- _Source excerpt_:
--- --- ---

Facilitator(s): Pia
Note taker(s): B. Norberg
- Goal for the session is to establish best practices for good docs
- Let’s start with identifying who we are writing the docs for. What are the different audience personas for docs? Who is reading docs?
- List of items on sticky notes:
- Beginners
- Employees doing their job
- Developers
- Contributors
- Users of the software
- Sponsors
- Designers
- Other documentarians
- Earth
- Search engines
- List of items on sticky notes:
- It is very hard to write for beginners, but how could it be easy?
- What should we ask ourselves when we write documentation? What do the readers want?
- Good practices / things to include in docs
- Involve people who have no clue
- Explain it to your parents
- Friction logs
- Guided tours / dictionary / glossary / wiki
- Adding communications channels (how to get in touch with people)
- How to participate and report, tailored to the project itself, through references
- Examples
- Use cases to show how it works without having to download packages
- Snippets of how it works
- Compare to other projects (links)

--- --- ---

- _Raw data_:
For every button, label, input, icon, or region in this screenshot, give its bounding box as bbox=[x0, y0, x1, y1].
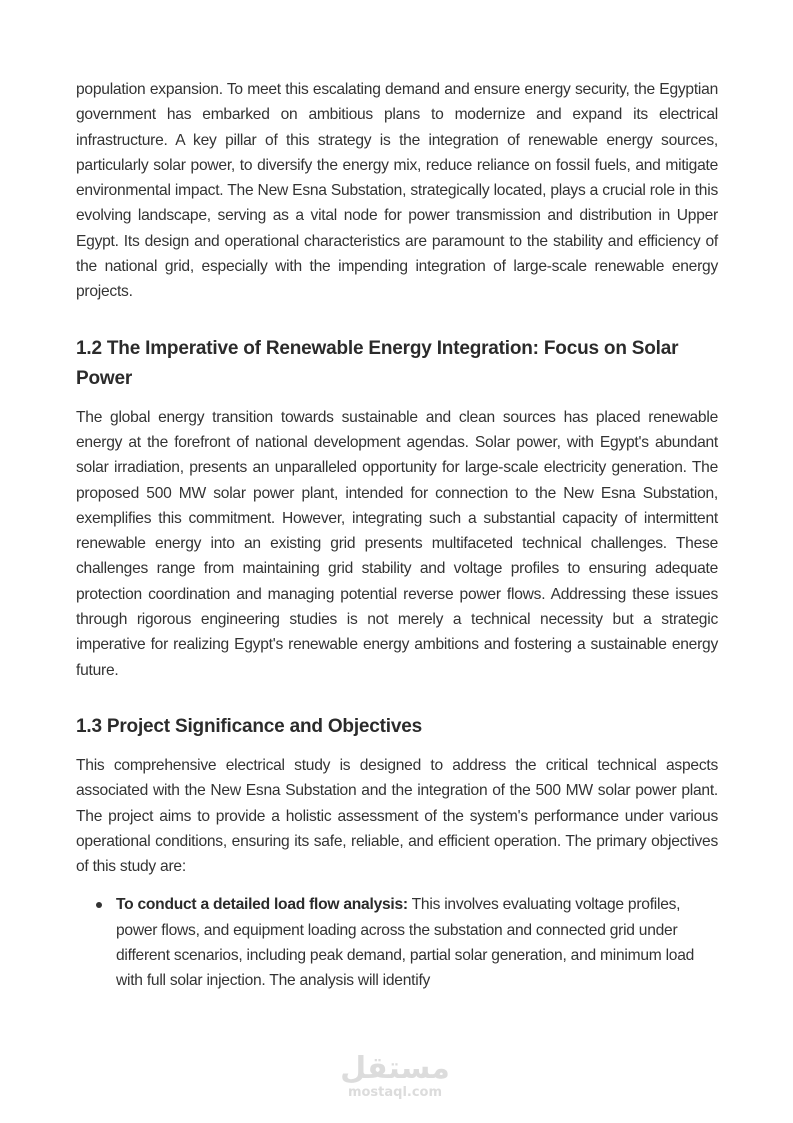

--- --- ---

Copy word for word the part of the documentation session notes starting with "- Good practices" and going on through "other projects (links)". Work only from the documentation session notes.

- _Task output_:
- Good practices / things to include in docs
- Involve people who have no clue
- Explain it to your parents
- Friction logs
- Guided tours / dictionary / glossary / wiki
- Adding communications channels (how to get in touch with people)
- How to participate and report, tailored to the project itself, through references
- Examples
- Use cases to show how it works without having to download packages
- Snippets of how it works
- Compare to other projects (links)